• _Texto fornecido_

========

A Receita Federal publicou a Instrução Normativa 2.319/2026 regulamentando a declaração e o recolhimento do adicional da Contribuição Social sobre o Lucro Líquido (CSLL), para assegurar a tributação mínima de 15% para grandes multinacionais, em linha com o Pilar 2 da OCDE.
A norma faz parte do conjunto de regras para combater evasão fiscal e planejamento tributário agressivo, como parte do esforço brasileiro durante a presidência do G20. Pilar 2 (GloBE) busca assegurar uma tributação mínima efetiva.
De acordo com a IN, os valores apurados sob as regras do Pilar 2 deverão ser informados na Declaração de Débitos e Créditos Tributários Federais (DCTFWeb) até o sexto mês subsequente ao encerramento do exercício; para o primeiro ano, o prazo vai até o fim de junho de 2026.
O pagamento do adicional deverá ser efetuado até o último dia útil do sétimo mês após o encerramento do exercício, conforme ato declaratório da Receita, que criou o código de receita 1809 para o recolhimento do adicional da CSLL.
A regulamentação busca resolver lacunas operacionais ao incorporar o adicional da CSLL ao fluxo de apuração de tributos federais, exigindo que as empresas incorporem o tributo aos seus processos contábeis. Contudo, especialistas alertam para incertezas na prática, já que a DCTFWeb e manuais ainda não se adaptaram plenamente ao novo tributo.
Apesar dos desafios, o movimento alinha o Brasil a economias desenvolvidas e reforça mecanismos de transparência e compliance tributário, com a expectativa de continuidade de orientações técnicas da Receita Federal e de maior clareza para as empresas ajustarem suas operações.

========

• _Requisitos do exercício_
1 – De acordo com o texto sobre o adicional da CSLL, por que especialistas alertam para incertezas na prática? Responda em uma a três frases.
2 – Transcreva do texto sobre o adicional da CSLL todo o trecho que vai de "O pagamento do" até "ajustarem suas operações.".
3 – Liste todos os prazos mencionados no texto sobre o adicional da CSLL, indicando a que obrigação cada um se refere.

========

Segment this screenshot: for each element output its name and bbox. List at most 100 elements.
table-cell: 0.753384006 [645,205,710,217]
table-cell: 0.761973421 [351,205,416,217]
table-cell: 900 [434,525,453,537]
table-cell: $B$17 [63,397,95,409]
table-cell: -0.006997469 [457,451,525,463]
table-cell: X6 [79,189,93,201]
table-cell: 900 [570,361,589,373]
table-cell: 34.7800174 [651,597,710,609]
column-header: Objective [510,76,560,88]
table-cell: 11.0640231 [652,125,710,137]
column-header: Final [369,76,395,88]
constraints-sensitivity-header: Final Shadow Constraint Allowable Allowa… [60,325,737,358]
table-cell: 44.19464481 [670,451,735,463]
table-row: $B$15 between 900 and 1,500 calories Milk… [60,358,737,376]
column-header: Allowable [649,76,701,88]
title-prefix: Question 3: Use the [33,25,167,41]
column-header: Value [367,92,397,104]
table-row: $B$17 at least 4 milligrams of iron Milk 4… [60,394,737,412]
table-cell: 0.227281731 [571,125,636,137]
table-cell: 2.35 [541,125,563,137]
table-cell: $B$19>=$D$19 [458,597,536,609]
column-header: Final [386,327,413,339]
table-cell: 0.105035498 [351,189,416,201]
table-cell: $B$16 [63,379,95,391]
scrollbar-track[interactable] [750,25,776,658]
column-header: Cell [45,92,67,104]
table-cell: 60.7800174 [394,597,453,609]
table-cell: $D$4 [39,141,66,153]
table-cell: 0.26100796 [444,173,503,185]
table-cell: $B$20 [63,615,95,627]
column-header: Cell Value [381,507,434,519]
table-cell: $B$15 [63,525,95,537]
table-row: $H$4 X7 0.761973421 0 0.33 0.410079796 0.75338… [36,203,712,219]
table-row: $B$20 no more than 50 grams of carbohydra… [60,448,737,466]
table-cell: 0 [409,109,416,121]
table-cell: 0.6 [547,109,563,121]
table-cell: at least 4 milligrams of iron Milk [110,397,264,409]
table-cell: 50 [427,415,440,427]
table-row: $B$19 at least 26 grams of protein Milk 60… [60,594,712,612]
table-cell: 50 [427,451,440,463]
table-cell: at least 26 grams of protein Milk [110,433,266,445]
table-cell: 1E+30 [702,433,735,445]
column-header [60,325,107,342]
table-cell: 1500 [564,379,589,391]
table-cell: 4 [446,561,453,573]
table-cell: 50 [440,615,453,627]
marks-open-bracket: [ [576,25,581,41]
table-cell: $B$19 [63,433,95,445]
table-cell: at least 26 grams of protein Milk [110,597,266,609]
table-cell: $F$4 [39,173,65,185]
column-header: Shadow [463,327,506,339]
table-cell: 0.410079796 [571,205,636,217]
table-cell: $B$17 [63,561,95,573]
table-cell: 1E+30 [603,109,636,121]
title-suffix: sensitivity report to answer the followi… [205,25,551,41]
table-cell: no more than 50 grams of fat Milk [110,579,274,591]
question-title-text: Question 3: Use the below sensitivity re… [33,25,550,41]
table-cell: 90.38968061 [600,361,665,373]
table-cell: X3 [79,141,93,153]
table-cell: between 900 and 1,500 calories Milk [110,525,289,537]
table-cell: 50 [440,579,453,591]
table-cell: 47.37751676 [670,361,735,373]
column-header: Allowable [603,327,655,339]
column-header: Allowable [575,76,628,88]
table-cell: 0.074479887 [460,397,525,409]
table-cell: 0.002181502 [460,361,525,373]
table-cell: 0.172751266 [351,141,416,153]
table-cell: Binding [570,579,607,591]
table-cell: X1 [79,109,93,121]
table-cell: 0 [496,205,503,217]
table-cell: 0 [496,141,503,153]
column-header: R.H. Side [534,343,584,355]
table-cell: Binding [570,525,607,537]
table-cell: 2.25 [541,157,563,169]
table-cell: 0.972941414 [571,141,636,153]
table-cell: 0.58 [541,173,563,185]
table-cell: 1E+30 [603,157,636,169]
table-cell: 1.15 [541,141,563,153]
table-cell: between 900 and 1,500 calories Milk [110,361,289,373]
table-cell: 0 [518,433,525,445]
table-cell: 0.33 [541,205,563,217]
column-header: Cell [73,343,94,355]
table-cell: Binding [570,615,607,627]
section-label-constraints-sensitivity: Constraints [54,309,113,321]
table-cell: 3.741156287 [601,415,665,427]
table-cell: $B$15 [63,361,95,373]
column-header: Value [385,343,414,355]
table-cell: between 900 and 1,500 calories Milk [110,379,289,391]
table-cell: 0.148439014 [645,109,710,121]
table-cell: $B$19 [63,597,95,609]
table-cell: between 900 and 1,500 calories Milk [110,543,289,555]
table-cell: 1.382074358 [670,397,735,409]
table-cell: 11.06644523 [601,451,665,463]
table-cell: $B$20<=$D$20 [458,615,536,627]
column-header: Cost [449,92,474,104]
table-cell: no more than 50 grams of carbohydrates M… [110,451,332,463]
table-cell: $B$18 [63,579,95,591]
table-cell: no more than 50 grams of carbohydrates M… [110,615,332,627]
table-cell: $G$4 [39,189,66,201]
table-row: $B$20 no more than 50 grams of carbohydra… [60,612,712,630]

========

• _Respostas por tarefa_
1 – Segundo o texto, os especialistas alertam para incertezas porque a DCTFWeb e os manuais ainda não se adaptaram plenamente ao novo tributo.

2 –
O pagamento do adicional deverá ser efetuado até o último dia útil do sétimo mês após o encerramento do exercício, conforme ato declaratório da Receita, que criou o código de receita 1809 para o recolhimento do adicional da CSLL.
A regulamentação busca resolver lacunas operacionais ao incorporar o adicional da CSLL ao fluxo de apuração de tributos federais, exigindo que as empresas incorporem o tributo aos seus processos contábeis. Contudo, especialistas alertam para incertezas na prática, já que a DCTFWeb e manuais ainda não se adaptaram plenamente ao novo tributo.
Apesar dos desafios, o movimento alinha o Brasil a economias desenvolvidas e reforça mecanismos de transparência e compliance tributário, com a expectativa de continuidade de orientações técnicas da Receita Federal e de maior clareza para as empresas ajustarem suas operações.

3 –
- Até o sexto mês subsequente ao encerramento do exercício: informar na DCTFWeb os valores apurados sob as regras do Pilar 2.
- Até o fim de junho de 2026: prazo dessa declaração para o primeiro ano.
- Até o último dia útil do sétimo mês após o encerramento do exercício: efetuar o pagamento do adicional.